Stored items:

*-*-*

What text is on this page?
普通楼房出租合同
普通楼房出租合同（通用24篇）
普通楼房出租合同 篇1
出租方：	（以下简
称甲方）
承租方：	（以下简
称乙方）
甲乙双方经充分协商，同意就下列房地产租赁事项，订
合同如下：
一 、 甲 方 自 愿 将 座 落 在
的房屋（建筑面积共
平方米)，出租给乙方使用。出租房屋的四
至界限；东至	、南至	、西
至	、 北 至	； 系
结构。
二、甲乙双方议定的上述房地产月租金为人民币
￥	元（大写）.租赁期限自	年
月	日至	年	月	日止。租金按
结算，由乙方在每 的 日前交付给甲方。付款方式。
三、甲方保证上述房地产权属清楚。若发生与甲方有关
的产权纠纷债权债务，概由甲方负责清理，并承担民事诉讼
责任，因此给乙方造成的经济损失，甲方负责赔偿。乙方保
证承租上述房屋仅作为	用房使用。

*-*-*

## GOAL
Copy out the lines in which the string "普通楼房出租合同" appears.

## SOLUTION
普通楼房出租合同
普通楼房出租合同（通用24篇）
普通楼房出租合同 篇1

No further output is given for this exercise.